---- Records for processing

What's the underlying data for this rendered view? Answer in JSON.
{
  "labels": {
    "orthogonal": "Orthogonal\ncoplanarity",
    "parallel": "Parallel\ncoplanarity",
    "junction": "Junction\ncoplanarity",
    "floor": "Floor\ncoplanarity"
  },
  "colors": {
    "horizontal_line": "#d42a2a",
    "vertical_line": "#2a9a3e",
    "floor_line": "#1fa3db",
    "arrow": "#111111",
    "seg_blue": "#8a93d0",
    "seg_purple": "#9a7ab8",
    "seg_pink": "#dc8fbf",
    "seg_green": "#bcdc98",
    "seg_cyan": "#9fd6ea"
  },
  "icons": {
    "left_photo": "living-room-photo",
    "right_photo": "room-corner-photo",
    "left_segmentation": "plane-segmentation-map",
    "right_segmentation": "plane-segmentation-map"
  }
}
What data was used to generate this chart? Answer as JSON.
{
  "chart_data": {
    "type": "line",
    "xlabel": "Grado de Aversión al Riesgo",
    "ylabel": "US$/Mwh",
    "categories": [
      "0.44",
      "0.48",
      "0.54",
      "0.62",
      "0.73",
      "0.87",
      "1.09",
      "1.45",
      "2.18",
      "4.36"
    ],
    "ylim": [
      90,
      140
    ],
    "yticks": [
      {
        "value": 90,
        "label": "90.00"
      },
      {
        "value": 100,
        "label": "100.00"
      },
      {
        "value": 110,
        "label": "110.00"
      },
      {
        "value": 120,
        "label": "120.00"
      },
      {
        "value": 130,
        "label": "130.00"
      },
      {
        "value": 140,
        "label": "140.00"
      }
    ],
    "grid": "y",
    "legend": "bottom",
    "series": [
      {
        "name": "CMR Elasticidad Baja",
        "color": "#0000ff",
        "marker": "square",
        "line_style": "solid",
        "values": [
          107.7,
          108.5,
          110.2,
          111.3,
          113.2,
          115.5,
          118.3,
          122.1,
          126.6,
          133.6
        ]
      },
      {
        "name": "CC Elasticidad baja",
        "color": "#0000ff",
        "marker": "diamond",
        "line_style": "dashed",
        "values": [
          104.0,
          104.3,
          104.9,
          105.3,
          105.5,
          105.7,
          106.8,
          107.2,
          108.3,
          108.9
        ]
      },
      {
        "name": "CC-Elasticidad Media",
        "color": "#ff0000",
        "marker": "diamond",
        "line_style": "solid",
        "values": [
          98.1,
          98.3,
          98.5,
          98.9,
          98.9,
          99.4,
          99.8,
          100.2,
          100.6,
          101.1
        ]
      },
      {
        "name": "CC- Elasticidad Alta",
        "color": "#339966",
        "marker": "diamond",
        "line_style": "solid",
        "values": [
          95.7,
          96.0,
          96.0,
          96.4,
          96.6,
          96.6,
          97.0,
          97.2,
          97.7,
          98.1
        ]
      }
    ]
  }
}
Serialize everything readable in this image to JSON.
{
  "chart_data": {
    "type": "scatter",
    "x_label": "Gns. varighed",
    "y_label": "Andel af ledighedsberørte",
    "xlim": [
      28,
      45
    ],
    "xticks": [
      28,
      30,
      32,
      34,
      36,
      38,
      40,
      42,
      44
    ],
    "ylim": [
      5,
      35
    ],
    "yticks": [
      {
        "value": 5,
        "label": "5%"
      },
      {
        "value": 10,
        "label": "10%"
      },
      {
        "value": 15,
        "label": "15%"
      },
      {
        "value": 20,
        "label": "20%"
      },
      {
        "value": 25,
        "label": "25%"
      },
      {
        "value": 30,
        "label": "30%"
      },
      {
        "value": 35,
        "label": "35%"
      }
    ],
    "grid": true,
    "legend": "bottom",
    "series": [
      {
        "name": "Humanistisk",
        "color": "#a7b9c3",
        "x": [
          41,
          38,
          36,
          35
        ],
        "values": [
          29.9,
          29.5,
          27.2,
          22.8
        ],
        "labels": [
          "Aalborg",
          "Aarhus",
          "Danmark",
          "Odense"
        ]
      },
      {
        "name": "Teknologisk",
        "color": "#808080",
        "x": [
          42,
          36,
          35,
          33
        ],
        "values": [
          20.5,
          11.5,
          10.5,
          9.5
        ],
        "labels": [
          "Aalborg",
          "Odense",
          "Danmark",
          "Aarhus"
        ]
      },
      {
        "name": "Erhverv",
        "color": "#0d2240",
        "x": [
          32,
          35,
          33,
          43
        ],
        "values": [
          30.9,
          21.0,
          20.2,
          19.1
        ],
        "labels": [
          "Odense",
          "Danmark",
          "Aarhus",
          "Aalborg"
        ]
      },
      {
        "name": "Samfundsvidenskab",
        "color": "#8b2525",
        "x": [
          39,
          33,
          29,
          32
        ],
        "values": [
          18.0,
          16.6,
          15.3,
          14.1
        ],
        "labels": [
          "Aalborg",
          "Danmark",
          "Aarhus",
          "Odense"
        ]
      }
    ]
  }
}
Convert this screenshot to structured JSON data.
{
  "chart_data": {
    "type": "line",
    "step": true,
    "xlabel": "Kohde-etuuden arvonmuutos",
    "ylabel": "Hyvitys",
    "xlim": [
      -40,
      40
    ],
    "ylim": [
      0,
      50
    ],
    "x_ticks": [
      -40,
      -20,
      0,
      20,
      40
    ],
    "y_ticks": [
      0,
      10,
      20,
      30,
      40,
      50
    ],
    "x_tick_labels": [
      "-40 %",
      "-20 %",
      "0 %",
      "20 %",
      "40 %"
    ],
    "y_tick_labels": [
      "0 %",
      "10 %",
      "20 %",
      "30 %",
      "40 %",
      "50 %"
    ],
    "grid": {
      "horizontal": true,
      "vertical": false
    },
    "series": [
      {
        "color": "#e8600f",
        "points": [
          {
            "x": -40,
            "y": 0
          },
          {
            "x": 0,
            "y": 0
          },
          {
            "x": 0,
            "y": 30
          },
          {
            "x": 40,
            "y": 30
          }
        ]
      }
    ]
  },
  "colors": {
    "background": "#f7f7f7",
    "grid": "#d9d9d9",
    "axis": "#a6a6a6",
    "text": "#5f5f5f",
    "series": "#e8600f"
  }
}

--------

Directions for this task >> Quote each line of the listing above exactly.

Reply >>
What's the underlying data for this rendered view? Answer in JSON.
{
  "labels": {
    "orthogonal": "Orthogonal\ncoplanarity",
    "parallel": "Parallel\ncoplanarity",
    "junction": "Junction\ncoplanarity",
    "floor": "Floor\ncoplanarity"
  },
  "colors": {
    "horizontal_line": "#d42a2a",
    "vertical_line": "#2a9a3e",
    "floor_line": "#1fa3db",
    "arrow": "#111111",
    "seg_blue": "#8a93d0",
    "seg_purple": "#9a7ab8",
    "seg_pink": "#dc8fbf",
    "seg_green": "#bcdc98",
    "seg_cyan": "#9fd6ea"
  },
  "icons": {
    "left_photo": "living-room-photo",
    "right_photo": "room-corner-photo",
    "left_segmentation": "plane-segmentation-map",
    "right_segmentation": "plane-segmentation-map"
  }
}
What data was used to generate this chart? Answer as JSON.
{
  "chart_data": {
    "type": "line",
    "xlabel": "Grado de Aversión al Riesgo",
    "ylabel": "US$/Mwh",
    "categories": [
      "0.44",
      "0.48",
      "0.54",
      "0.62",
      "0.73",
      "0.87",
      "1.09",
      "1.45",
      "2.18",
      "4.36"
    ],
    "ylim": [
      90,
      140
    ],
    "yticks": [
      {
        "value": 90,
        "label": "90.00"
      },
      {
        "value": 100,
        "label": "100.00"
      },
      {
        "value": 110,
        "label": "110.00"
      },
      {
        "value": 120,
        "label": "120.00"
      },
      {
        "value": 130,
        "label": "130.00"
      },
      {
        "value": 140,
        "label": "140.00"
      }
    ],
    "grid": "y",
    "legend": "bottom",
    "series": [
      {
        "name": "CMR Elasticidad Baja",
        "color": "#0000ff",
        "marker": "square",
        "line_style": "solid",
        "values": [
          107.7,
          108.5,
          110.2,
          111.3,
          113.2,
          115.5,
          118.3,
          122.1,
          126.6,
          133.6
        ]
      },
      {
        "name": "CC Elasticidad baja",
        "color": "#0000ff",
        "marker": "diamond",
        "line_style": "dashed",
        "values": [
          104.0,
          104.3,
          104.9,
          105.3,
          105.5,
          105.7,
          106.8,
          107.2,
          108.3,
          108.9
        ]
      },
      {
        "name": "CC-Elasticidad Media",
        "color": "#ff0000",
        "marker": "diamond",
        "line_style": "solid",
        "values": [
          98.1,
          98.3,
          98.5,
          98.9,
          98.9,
          99.4,
          99.8,
          100.2,
          100.6,
          101.1
        ]
      },
      {
        "name": "CC- Elasticidad Alta",
        "color": "#339966",
        "marker": "diamond",
        "line_style": "solid",
        "values": [
          95.7,
          96.0,
          96.0,
          96.4,
          96.6,
          96.6,
          97.0,
          97.2,
          97.7,
          98.1
        ]
      }
    ]
  }
}
Serialize everything readable in this image to JSON.
{
  "chart_data": {
    "type": "scatter",
    "x_label": "Gns. varighed",
    "y_label": "Andel af ledighedsberørte",
    "xlim": [
      28,
      45
    ],
    "xticks": [
      28,
      30,
      32,
      34,
      36,
      38,
      40,
      42,
      44
    ],
    "ylim": [
      5,
      35
    ],
    "yticks": [
      {
        "value": 5,
        "label": "5%"
      },
      {
        "value": 10,
        "label": "10%"
      },
      {
        "value": 15,
        "label": "15%"
      },
      {
        "value": 20,
        "label": "20%"
      },
      {
        "value": 25,
        "label": "25%"
      },
      {
        "value": 30,
        "label": "30%"
      },
      {
        "value": 35,
        "label": "35%"
      }
    ],
    "grid": true,
    "legend": "bottom",
    "series": [
      {
        "name": "Humanistisk",
        "color": "#a7b9c3",
        "x": [
          41,
          38,
          36,
          35
        ],
        "values": [
          29.9,
          29.5,
          27.2,
          22.8
        ],
        "labels": [
          "Aalborg",
          "Aarhus",
          "Danmark",
          "Odense"
        ]
      },
      {
        "name": "Teknologisk",
        "color": "#808080",
        "x": [
          42,
          36,
          35,
          33
        ],
        "values": [
          20.5,
          11.5,
          10.5,
          9.5
        ],
        "labels": [
          "Aalborg",
          "Odense",
          "Danmark",
          "Aarhus"
        ]
      },
      {
        "name": "Erhverv",
        "color": "#0d2240",
        "x": [
          32,
          35,
          33,
          43
        ],
        "values": [
          30.9,
          21.0,
          20.2,
          19.1
        ],
        "labels": [
          "Odense",
          "Danmark",
          "Aarhus",
          "Aalborg"
        ]
      },
      {
        "name": "Samfundsvidenskab",
        "color": "#8b2525",
        "x": [
          39,
          33,
          29,
          32
        ],
        "values": [
          18.0,
          16.6,
          15.3,
          14.1
        ],
        "labels": [
          "Aalborg",
          "Danmark",
          "Aarhus",
          "Odense"
        ]
      }
    ]
  }
}
Convert this screenshot to structured JSON data.
{
  "chart_data": {
    "type": "line",
    "step": true,
    "xlabel": "Kohde-etuuden arvonmuutos",
    "ylabel": "Hyvitys",
    "xlim": [
      -40,
      40
    ],
    "ylim": [
      0,
      50
    ],
    "x_ticks": [
      -40,
      -20,
      0,
      20,
      40
    ],
    "y_ticks": [
      0,
      10,
      20,
      30,
      40,
      50
    ],
    "x_tick_labels": [
      "-40 %",
      "-20 %",
      "0 %",
      "20 %",
      "40 %"
    ],
    "y_tick_labels": [
      "0 %",
      "10 %",
      "20 %",
      "30 %",
      "40 %",
      "50 %"
    ],
    "grid": {
      "horizontal": true,
      "vertical": false
    },
    "series": [
      {
        "color": "#e8600f",
        "points": [
          {
            "x": -40,
            "y": 0
          },
          {
            "x": 0,
            "y": 0
          },
          {
            "x": 0,
            "y": 30
          },
          {
            "x": 40,
            "y": 30
          }
        ]
      }
    ]
  },
  "colors": {
    "background": "#f7f7f7",
    "grid": "#d9d9d9",
    "axis": "#a6a6a6",
    "text": "#5f5f5f",
    "series": "#e8600f"
  }
}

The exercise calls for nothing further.